*TO BE DONE*.
Your task is to repeat all of the data exactly while excluding the pictures.

# # #

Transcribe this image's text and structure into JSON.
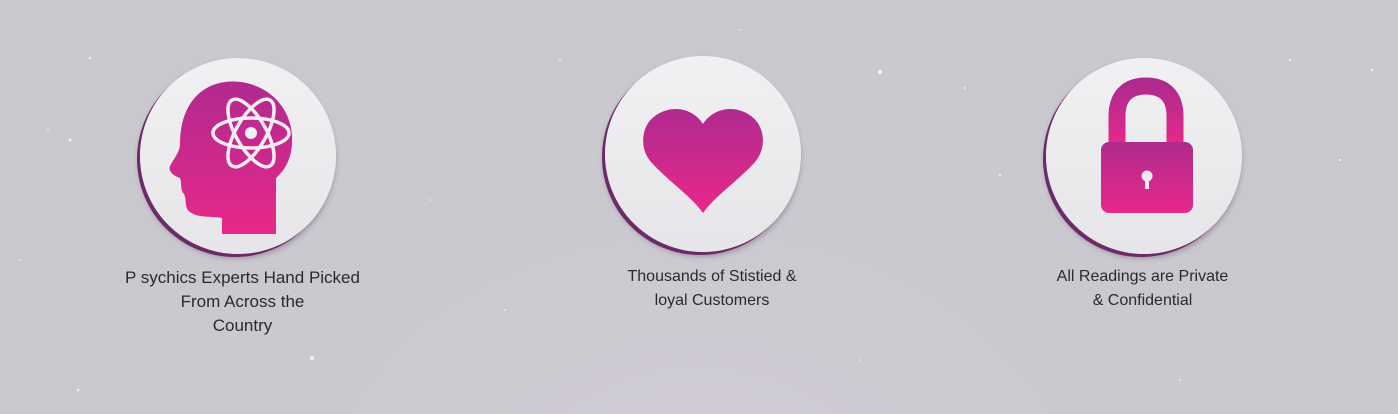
{
  "features": [
    {
      "icon": "head-atom-icon",
      "caption": "P sychics  Experts Hand Picked\nFrom Across the\nCountry"
    },
    {
      "icon": "heart-icon",
      "caption": "Thousands of Stistied &\nloyal Customers"
    },
    {
      "icon": "padlock-icon",
      "caption": "All Readings are Private\n& Confidential"
    }
  ],
  "colors": {
    "icon_gradient_top": "#b02a8e",
    "icon_gradient_bottom": "#e8288a",
    "circle_shadow": "#6b2a68"
  }
}
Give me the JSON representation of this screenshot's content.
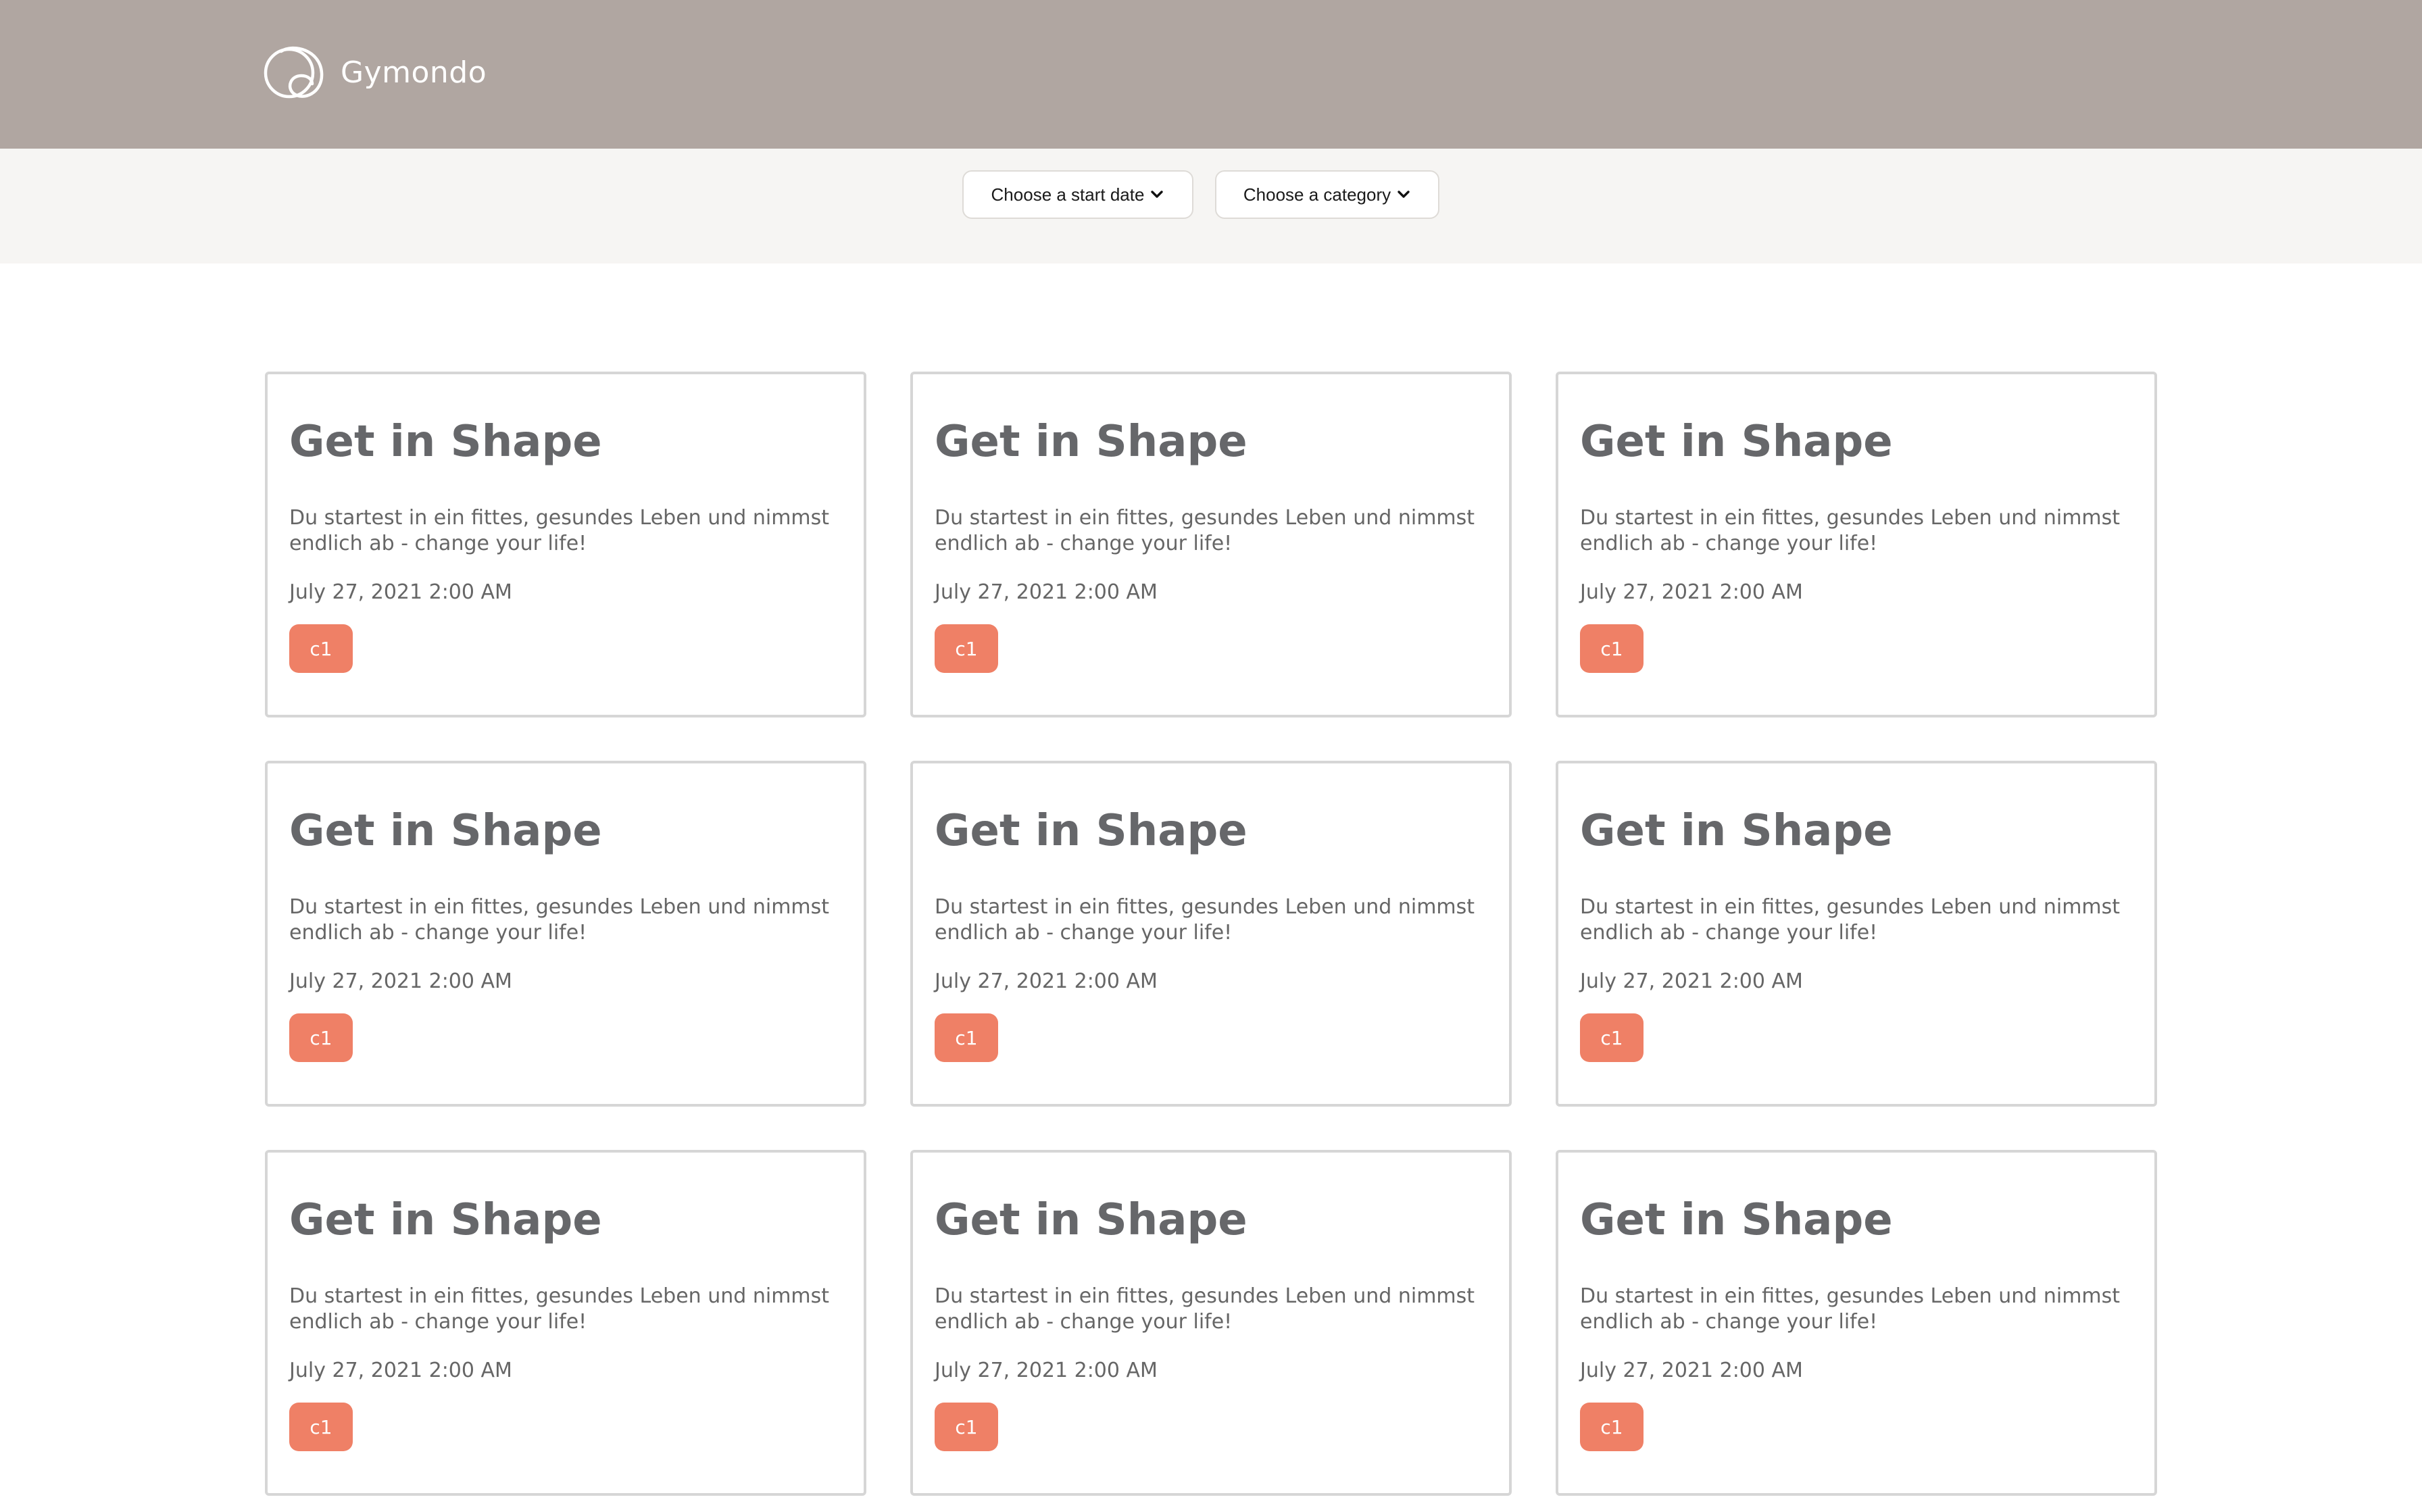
{
  "header": {
    "brand_name": "Gymondo"
  },
  "filters": {
    "start_date_label": "Choose a start date",
    "category_label": "Choose a category"
  },
  "colors": {
    "header_bg": "#b0a6a1",
    "filterbar_bg": "#f6f5f3",
    "badge": "#ef8066",
    "card_border": "#d6d6d6",
    "text": "#666666"
  },
  "programs": [
    {
      "title": "Get in Shape",
      "description": "Du startest in ein fittes, gesundes Leben und nimmst endlich ab - change your life!",
      "date": "July 27, 2021 2:00 AM",
      "category": "c1"
    },
    {
      "title": "Get in Shape",
      "description": "Du startest in ein fittes, gesundes Leben und nimmst endlich ab - change your life!",
      "date": "July 27, 2021 2:00 AM",
      "category": "c1"
    },
    {
      "title": "Get in Shape",
      "description": "Du startest in ein fittes, gesundes Leben und nimmst endlich ab - change your life!",
      "date": "July 27, 2021 2:00 AM",
      "category": "c1"
    },
    {
      "title": "Get in Shape",
      "description": "Du startest in ein fittes, gesundes Leben und nimmst endlich ab - change your life!",
      "date": "July 27, 2021 2:00 AM",
      "category": "c1"
    },
    {
      "title": "Get in Shape",
      "description": "Du startest in ein fittes, gesundes Leben und nimmst endlich ab - change your life!",
      "date": "July 27, 2021 2:00 AM",
      "category": "c1"
    },
    {
      "title": "Get in Shape",
      "description": "Du startest in ein fittes, gesundes Leben und nimmst endlich ab - change your life!",
      "date": "July 27, 2021 2:00 AM",
      "category": "c1"
    },
    {
      "title": "Get in Shape",
      "description": "Du startest in ein fittes, gesundes Leben und nimmst endlich ab - change your life!",
      "date": "July 27, 2021 2:00 AM",
      "category": "c1"
    },
    {
      "title": "Get in Shape",
      "description": "Du startest in ein fittes, gesundes Leben und nimmst endlich ab - change your life!",
      "date": "July 27, 2021 2:00 AM",
      "category": "c1"
    },
    {
      "title": "Get in Shape",
      "description": "Du startest in ein fittes, gesundes Leben und nimmst endlich ab - change your life!",
      "date": "July 27, 2021 2:00 AM",
      "category": "c1"
    }
  ]
}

# # #

*RESULT BELOW*.
Transcribe this image's text and structure into JSON.
{
  "features": [
    {
      "icon": "head-atom-icon",
      "caption": "P sychics  Experts Hand Picked\nFrom Across the\nCountry"
    },
    {
      "icon": "heart-icon",
      "caption": "Thousands of Stistied &\nloyal Customers"
    },
    {
      "icon": "padlock-icon",
      "caption": "All Readings are Private\n& Confidential"
    }
  ],
  "colors": {
    "icon_gradient_top": "#b02a8e",
    "icon_gradient_bottom": "#e8288a",
    "circle_shadow": "#6b2a68"
  }
}
Give me the JSON representation of this screenshot's content.
{
  "header": {
    "brand_name": "Gymondo"
  },
  "filters": {
    "start_date_label": "Choose a start date",
    "category_label": "Choose a category"
  },
  "colors": {
    "header_bg": "#b0a6a1",
    "filterbar_bg": "#f6f5f3",
    "badge": "#ef8066",
    "card_border": "#d6d6d6",
    "text": "#666666"
  },
  "programs": [
    {
      "title": "Get in Shape",
      "description": "Du startest in ein fittes, gesundes Leben und nimmst endlich ab - change your life!",
      "date": "July 27, 2021 2:00 AM",
      "category": "c1"
    },
    {
      "title": "Get in Shape",
      "description": "Du startest in ein fittes, gesundes Leben und nimmst endlich ab - change your life!",
      "date": "July 27, 2021 2:00 AM",
      "category": "c1"
    },
    {
      "title": "Get in Shape",
      "description": "Du startest in ein fittes, gesundes Leben und nimmst endlich ab - change your life!",
      "date": "July 27, 2021 2:00 AM",
      "category": "c1"
    },
    {
      "title": "Get in Shape",
      "description": "Du startest in ein fittes, gesundes Leben und nimmst endlich ab - change your life!",
      "date": "July 27, 2021 2:00 AM",
      "category": "c1"
    },
    {
      "title": "Get in Shape",
      "description": "Du startest in ein fittes, gesundes Leben und nimmst endlich ab - change your life!",
      "date": "July 27, 2021 2:00 AM",
      "category": "c1"
    },
    {
      "title": "Get in Shape",
      "description": "Du startest in ein fittes, gesundes Leben und nimmst endlich ab - change your life!",
      "date": "July 27, 2021 2:00 AM",
      "category": "c1"
    },
    {
      "title": "Get in Shape",
      "description": "Du startest in ein fittes, gesundes Leben und nimmst endlich ab - change your life!",
      "date": "July 27, 2021 2:00 AM",
      "category": "c1"
    },
    {
      "title": "Get in Shape",
      "description": "Du startest in ein fittes, gesundes Leben und nimmst endlich ab - change your life!",
      "date": "July 27, 2021 2:00 AM",
      "category": "c1"
    },
    {
      "title": "Get in Shape",
      "description": "Du startest in ein fittes, gesundes Leben und nimmst endlich ab - change your life!",
      "date": "July 27, 2021 2:00 AM",
      "category": "c1"
    }
  ]
}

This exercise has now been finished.